▶ _Exercise instructions_
Repeat all entries exactly.

Source data:
● ● ● ●

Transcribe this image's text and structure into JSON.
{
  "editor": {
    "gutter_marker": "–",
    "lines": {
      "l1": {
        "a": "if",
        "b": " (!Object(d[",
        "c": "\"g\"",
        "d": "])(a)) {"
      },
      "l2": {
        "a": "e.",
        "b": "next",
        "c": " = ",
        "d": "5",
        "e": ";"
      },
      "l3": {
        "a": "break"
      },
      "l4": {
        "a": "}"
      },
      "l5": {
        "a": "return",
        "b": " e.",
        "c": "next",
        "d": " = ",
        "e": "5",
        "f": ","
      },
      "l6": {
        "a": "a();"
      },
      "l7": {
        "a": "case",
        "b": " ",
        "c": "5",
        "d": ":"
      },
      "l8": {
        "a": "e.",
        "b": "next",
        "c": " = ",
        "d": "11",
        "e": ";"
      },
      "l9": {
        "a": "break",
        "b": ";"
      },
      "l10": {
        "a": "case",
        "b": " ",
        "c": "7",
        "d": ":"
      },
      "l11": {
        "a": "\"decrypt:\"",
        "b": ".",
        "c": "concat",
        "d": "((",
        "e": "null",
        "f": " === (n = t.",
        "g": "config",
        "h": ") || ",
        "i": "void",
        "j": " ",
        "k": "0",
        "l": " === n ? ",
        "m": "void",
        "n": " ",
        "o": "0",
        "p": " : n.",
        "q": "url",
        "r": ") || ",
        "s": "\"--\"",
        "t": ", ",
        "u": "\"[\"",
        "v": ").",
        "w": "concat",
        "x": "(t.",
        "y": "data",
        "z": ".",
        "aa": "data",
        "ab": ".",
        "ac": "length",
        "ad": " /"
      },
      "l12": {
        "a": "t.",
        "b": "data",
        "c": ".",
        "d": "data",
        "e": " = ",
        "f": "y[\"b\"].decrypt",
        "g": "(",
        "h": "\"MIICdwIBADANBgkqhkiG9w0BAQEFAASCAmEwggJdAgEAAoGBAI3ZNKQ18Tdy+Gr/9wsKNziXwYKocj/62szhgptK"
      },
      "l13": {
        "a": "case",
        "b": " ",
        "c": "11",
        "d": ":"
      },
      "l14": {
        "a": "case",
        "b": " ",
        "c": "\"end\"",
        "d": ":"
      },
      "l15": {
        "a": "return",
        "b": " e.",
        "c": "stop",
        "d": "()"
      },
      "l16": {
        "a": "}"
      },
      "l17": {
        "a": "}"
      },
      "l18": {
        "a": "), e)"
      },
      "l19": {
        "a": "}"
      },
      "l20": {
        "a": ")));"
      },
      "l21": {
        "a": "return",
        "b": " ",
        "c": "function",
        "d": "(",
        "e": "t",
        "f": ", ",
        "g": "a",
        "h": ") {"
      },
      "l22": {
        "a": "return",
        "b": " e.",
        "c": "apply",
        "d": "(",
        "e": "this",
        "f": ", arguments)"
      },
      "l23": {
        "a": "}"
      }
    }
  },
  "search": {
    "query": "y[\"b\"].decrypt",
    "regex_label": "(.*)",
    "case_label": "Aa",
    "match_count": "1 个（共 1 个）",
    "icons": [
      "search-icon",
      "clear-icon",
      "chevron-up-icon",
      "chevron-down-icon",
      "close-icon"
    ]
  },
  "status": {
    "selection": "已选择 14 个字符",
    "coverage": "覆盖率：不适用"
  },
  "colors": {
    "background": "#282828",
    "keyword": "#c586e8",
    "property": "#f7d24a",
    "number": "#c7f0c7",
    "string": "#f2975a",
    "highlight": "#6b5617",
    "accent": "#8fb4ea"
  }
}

● ● ● ●

▶ _The response_
Transcribe this image's text and structure into JSON.
{
  "editor": {
    "gutter_marker": "–",
    "lines": {
      "l1": {
        "a": "if",
        "b": " (!Object(d[",
        "c": "\"g\"",
        "d": "])(a)) {"
      },
      "l2": {
        "a": "e.",
        "b": "next",
        "c": " = ",
        "d": "5",
        "e": ";"
      },
      "l3": {
        "a": "break"
      },
      "l4": {
        "a": "}"
      },
      "l5": {
        "a": "return",
        "b": " e.",
        "c": "next",
        "d": " = ",
        "e": "5",
        "f": ","
      },
      "l6": {
        "a": "a();"
      },
      "l7": {
        "a": "case",
        "b": " ",
        "c": "5",
        "d": ":"
      },
      "l8": {
        "a": "e.",
        "b": "next",
        "c": " = ",
        "d": "11",
        "e": ";"
      },
      "l9": {
        "a": "break",
        "b": ";"
      },
      "l10": {
        "a": "case",
        "b": " ",
        "c": "7",
        "d": ":"
      },
      "l11": {
        "a": "\"decrypt:\"",
        "b": ".",
        "c": "concat",
        "d": "((",
        "e": "null",
        "f": " === (n = t.",
        "g": "config",
        "h": ") || ",
        "i": "void",
        "j": " ",
        "k": "0",
        "l": " === n ? ",
        "m": "void",
        "n": " ",
        "o": "0",
        "p": " : n.",
        "q": "url",
        "r": ") || ",
        "s": "\"--\"",
        "t": ", ",
        "u": "\"[\"",
        "v": ").",
        "w": "concat",
        "x": "(t.",
        "y": "data",
        "z": ".",
        "aa": "data",
        "ab": ".",
        "ac": "length",
        "ad": " /"
      },
      "l12": {
        "a": "t.",
        "b": "data",
        "c": ".",
        "d": "data",
        "e": " = ",
        "f": "y[\"b\"].decrypt",
        "g": "(",
        "h": "\"MIICdwIBADANBgkqhkiG9w0BAQEFAASCAmEwggJdAgEAAoGBAI3ZNKQ18Tdy+Gr/9wsKNziXwYKocj/62szhgptK"
      },
      "l13": {
        "a": "case",
        "b": " ",
        "c": "11",
        "d": ":"
      },
      "l14": {
        "a": "case",
        "b": " ",
        "c": "\"end\"",
        "d": ":"
      },
      "l15": {
        "a": "return",
        "b": " e.",
        "c": "stop",
        "d": "()"
      },
      "l16": {
        "a": "}"
      },
      "l17": {
        "a": "}"
      },
      "l18": {
        "a": "), e)"
      },
      "l19": {
        "a": "}"
      },
      "l20": {
        "a": ")));"
      },
      "l21": {
        "a": "return",
        "b": " ",
        "c": "function",
        "d": "(",
        "e": "t",
        "f": ", ",
        "g": "a",
        "h": ") {"
      },
      "l22": {
        "a": "return",
        "b": " e.",
        "c": "apply",
        "d": "(",
        "e": "this",
        "f": ", arguments)"
      },
      "l23": {
        "a": "}"
      }
    }
  },
  "search": {
    "query": "y[\"b\"].decrypt",
    "regex_label": "(.*)",
    "case_label": "Aa",
    "match_count": "1 个（共 1 个）",
    "icons": [
      "search-icon",
      "clear-icon",
      "chevron-up-icon",
      "chevron-down-icon",
      "close-icon"
    ]
  },
  "status": {
    "selection": "已选择 14 个字符",
    "coverage": "覆盖率：不适用"
  },
  "colors": {
    "background": "#282828",
    "keyword": "#c586e8",
    "property": "#f7d24a",
    "number": "#c7f0c7",
    "string": "#f2975a",
    "highlight": "#6b5617",
    "accent": "#8fb4ea"
  }
}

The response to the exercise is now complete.